**Extracted records**:
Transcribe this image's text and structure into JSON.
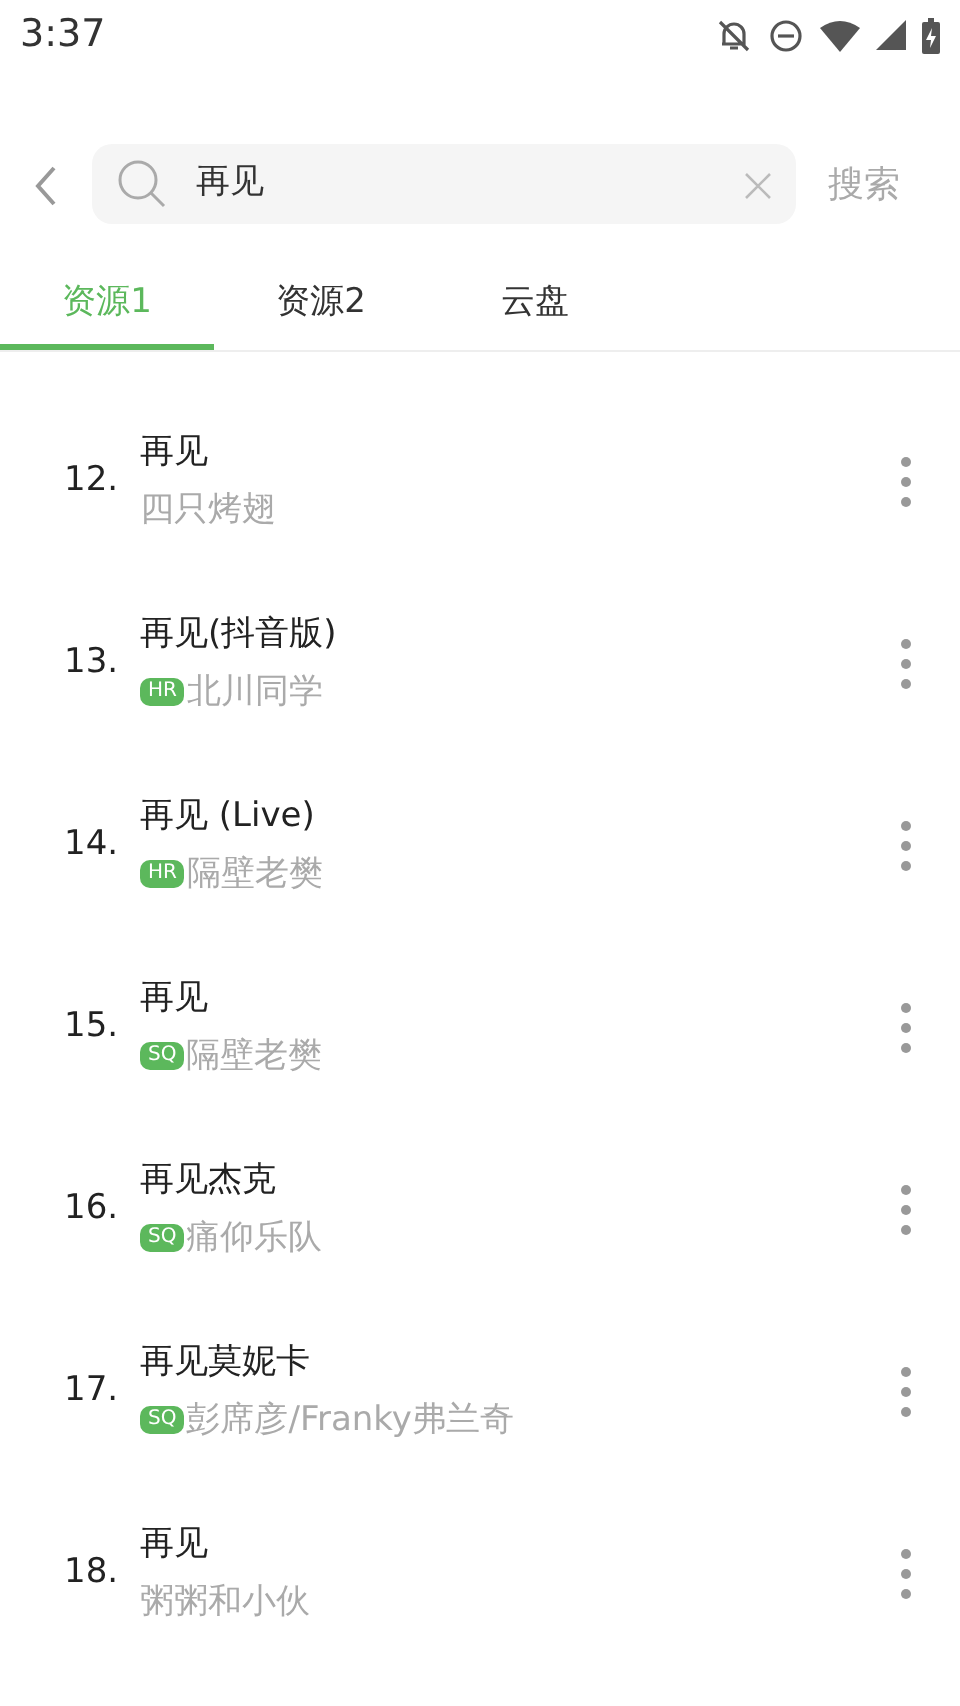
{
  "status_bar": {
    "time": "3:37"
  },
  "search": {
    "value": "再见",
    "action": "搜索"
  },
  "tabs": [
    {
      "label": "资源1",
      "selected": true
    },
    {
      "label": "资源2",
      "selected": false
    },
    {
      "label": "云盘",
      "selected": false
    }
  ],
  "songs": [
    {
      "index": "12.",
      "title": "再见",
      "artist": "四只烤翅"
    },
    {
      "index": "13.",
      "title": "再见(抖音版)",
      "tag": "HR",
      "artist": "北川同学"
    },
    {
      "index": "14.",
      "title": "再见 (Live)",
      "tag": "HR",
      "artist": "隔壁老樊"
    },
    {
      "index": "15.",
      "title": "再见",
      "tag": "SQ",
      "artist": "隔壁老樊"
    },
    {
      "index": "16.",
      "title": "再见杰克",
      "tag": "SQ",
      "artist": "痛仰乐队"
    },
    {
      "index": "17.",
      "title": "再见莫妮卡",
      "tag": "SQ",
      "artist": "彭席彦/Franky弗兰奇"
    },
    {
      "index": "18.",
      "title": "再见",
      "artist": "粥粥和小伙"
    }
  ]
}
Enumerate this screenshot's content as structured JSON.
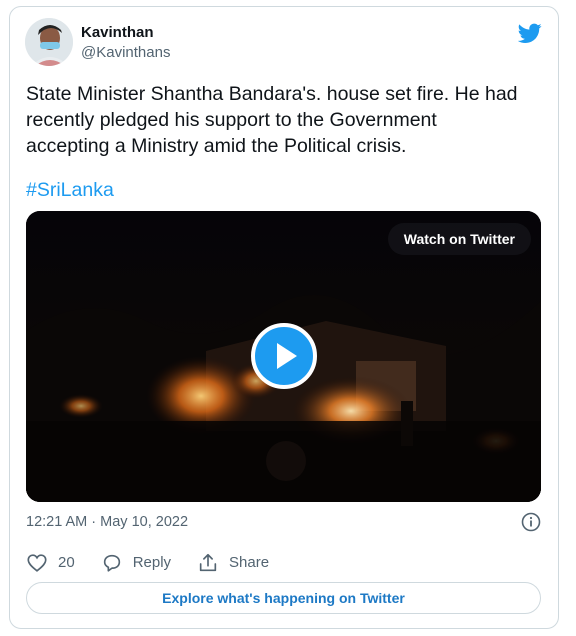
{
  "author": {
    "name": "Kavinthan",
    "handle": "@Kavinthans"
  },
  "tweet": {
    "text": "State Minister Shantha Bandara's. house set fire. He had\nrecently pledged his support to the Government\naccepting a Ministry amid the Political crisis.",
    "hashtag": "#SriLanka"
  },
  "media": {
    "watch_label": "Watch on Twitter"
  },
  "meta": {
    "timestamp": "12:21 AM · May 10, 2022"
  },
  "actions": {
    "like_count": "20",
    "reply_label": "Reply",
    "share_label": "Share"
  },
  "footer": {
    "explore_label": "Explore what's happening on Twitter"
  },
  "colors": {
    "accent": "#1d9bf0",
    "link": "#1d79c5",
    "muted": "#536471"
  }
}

**Exercise**:
Among the entries above, how many lines hold the string "this"? Respond with nothing but the number.

**Exercise response**:
2